▶ WHAT IS NEEDED:
Pull out all lines from the listing below in which the word "name" appears.

▶ TASK INPUT:
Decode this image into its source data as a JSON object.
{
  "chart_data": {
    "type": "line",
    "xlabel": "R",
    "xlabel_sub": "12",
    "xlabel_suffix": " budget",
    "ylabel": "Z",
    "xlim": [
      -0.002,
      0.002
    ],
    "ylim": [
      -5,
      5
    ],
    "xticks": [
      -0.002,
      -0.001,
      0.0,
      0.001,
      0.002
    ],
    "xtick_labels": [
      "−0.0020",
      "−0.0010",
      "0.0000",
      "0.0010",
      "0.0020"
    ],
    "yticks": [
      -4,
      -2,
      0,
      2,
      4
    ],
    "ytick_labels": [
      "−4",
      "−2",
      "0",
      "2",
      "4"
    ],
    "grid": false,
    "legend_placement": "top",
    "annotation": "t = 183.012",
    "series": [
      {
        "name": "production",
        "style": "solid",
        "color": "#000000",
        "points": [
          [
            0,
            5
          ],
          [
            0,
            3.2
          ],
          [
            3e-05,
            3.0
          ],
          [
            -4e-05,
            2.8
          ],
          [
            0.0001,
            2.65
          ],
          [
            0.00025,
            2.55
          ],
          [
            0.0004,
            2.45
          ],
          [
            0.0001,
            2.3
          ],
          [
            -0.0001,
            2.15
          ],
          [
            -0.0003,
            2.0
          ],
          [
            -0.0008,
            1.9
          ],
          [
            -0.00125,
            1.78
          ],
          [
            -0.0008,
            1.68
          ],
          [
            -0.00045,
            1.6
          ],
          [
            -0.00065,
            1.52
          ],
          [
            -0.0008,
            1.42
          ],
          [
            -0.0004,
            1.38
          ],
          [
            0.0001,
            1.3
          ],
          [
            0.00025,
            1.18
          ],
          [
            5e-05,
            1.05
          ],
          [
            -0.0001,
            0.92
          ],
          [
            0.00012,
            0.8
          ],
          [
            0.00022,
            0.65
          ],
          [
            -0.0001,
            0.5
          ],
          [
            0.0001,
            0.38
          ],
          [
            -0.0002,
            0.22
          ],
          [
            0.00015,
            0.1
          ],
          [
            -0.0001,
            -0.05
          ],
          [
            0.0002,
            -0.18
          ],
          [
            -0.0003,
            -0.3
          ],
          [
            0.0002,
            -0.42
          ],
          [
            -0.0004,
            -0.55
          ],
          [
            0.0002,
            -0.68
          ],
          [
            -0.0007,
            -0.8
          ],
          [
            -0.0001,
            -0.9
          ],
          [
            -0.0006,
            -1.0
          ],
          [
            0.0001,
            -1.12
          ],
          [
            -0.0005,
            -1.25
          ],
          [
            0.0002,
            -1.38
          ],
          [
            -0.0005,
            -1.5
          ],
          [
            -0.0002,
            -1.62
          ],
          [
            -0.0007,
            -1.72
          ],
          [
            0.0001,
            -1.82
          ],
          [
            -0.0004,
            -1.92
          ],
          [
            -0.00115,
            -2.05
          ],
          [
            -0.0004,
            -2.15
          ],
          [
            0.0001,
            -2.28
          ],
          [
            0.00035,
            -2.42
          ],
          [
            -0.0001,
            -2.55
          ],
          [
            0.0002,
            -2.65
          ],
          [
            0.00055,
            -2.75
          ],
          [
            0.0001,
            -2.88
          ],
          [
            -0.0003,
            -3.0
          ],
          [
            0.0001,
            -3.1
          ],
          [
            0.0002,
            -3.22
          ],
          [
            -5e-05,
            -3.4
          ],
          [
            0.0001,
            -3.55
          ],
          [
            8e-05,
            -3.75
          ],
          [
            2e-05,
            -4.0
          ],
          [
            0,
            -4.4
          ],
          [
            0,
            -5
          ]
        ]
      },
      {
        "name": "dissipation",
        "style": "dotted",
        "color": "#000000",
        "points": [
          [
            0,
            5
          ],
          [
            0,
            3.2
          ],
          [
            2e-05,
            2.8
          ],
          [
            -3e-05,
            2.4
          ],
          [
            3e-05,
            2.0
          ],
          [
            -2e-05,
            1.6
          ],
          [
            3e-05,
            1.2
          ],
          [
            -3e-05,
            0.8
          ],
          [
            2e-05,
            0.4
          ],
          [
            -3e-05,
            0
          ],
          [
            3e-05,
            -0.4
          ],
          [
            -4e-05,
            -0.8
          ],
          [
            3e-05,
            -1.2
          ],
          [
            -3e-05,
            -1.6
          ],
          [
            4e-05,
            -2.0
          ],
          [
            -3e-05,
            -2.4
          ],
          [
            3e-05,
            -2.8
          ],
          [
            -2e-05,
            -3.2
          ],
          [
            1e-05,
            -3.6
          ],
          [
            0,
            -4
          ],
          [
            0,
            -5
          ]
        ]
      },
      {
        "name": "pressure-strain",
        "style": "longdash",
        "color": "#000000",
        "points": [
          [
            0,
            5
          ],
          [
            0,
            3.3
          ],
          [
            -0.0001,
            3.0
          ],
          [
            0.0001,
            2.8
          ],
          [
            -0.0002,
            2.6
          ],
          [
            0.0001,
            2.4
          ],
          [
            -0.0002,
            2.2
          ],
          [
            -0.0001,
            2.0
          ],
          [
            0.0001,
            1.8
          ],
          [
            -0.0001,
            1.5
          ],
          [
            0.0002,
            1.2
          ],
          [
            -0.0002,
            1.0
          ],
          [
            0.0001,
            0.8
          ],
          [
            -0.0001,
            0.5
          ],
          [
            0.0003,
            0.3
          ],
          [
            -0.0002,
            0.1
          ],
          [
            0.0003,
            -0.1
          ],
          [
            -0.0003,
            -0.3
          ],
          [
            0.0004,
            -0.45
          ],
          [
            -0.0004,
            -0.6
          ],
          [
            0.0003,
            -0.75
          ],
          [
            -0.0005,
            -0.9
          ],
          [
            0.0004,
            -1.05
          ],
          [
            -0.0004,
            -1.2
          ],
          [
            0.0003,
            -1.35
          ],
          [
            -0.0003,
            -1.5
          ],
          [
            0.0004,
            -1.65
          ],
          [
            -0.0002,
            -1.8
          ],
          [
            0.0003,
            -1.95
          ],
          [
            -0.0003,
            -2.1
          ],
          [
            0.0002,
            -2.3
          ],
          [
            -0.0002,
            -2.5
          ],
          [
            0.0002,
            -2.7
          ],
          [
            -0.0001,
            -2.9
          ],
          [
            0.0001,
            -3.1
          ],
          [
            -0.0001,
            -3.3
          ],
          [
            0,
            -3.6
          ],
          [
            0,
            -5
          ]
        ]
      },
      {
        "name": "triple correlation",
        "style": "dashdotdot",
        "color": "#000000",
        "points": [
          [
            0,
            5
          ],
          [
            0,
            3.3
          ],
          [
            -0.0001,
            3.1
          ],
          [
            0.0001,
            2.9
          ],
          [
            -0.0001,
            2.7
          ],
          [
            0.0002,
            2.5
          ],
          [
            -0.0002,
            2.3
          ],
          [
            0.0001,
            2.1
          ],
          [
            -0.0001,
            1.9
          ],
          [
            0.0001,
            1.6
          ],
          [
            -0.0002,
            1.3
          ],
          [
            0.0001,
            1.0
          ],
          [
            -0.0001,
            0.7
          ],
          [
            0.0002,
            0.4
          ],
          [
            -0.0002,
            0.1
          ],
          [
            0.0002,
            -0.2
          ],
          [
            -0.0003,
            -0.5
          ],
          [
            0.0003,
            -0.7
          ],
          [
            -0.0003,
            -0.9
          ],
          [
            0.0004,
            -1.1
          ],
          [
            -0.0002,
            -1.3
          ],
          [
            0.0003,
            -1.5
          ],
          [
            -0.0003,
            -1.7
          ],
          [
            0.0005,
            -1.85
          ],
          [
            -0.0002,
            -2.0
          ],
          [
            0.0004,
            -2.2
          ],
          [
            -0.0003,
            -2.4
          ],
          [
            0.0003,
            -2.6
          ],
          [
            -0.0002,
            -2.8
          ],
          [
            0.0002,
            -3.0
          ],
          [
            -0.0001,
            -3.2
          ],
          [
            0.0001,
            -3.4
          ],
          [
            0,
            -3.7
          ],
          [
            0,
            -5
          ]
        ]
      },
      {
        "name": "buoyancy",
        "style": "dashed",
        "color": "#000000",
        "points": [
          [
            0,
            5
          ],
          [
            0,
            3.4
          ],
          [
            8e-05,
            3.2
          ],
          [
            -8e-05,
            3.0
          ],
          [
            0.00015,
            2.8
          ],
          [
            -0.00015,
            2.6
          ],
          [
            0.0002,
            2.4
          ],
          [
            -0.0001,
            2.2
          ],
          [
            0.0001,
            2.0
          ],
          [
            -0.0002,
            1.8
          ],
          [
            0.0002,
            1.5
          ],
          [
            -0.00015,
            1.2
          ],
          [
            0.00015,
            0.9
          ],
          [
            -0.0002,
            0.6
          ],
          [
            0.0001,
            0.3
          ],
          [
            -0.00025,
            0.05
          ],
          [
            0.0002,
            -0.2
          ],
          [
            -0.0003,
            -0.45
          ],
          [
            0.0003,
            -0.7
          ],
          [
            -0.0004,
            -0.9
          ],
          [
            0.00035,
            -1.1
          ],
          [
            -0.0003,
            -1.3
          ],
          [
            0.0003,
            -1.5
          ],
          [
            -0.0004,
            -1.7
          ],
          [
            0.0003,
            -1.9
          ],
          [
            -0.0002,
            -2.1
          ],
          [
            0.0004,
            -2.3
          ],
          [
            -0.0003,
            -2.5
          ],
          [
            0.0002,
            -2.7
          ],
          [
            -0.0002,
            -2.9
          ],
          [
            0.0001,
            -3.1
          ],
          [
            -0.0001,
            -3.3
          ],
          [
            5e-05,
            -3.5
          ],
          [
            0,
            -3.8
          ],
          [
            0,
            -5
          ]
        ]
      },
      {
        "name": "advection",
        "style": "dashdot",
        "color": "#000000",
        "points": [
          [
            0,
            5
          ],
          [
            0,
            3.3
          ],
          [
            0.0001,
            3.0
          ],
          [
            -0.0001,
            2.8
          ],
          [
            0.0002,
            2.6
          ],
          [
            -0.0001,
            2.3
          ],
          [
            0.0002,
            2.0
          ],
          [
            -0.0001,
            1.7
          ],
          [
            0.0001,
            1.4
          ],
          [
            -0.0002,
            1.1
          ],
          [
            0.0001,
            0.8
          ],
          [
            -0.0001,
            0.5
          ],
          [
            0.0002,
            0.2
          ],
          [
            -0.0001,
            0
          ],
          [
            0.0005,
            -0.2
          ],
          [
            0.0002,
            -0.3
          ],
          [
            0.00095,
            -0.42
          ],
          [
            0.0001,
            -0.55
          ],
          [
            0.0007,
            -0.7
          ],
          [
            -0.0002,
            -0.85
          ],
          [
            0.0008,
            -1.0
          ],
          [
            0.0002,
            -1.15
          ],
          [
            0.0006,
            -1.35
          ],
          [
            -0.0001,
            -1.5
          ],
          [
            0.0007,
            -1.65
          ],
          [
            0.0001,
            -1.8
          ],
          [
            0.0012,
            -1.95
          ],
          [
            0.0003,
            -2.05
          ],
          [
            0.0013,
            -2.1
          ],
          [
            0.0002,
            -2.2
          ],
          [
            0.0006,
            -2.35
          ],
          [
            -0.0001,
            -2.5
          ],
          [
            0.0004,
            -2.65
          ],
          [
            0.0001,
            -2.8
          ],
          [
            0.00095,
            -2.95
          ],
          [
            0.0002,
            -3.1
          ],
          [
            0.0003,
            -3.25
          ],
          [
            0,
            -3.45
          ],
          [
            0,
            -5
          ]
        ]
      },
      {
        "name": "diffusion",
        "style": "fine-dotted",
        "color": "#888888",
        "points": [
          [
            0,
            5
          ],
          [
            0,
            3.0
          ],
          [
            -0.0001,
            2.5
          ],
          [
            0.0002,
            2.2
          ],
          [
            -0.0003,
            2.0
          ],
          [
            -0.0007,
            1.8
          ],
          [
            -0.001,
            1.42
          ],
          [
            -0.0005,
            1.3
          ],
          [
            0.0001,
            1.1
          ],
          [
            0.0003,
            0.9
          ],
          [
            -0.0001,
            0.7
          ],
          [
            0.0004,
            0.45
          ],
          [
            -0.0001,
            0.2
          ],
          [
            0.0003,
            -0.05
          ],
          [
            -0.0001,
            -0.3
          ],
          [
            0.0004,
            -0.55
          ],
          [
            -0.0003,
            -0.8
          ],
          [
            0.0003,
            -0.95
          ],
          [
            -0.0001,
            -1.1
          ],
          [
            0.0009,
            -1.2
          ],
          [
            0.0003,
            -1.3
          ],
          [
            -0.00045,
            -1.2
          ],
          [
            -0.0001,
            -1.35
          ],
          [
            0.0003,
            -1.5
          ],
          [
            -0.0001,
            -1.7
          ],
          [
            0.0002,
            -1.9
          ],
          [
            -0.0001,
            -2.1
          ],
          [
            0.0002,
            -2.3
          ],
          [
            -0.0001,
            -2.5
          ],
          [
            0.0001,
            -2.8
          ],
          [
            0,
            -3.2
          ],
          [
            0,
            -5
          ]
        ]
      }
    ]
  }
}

▶ RESULT FOR THIS EXERCISE:
        "name": "production",
        "name": "dissipation",
        "name": "pressure-strain",
        "name": "triple correlation",
        "name": "buoyancy",
        "name": "advection",
        "name": "diffusion",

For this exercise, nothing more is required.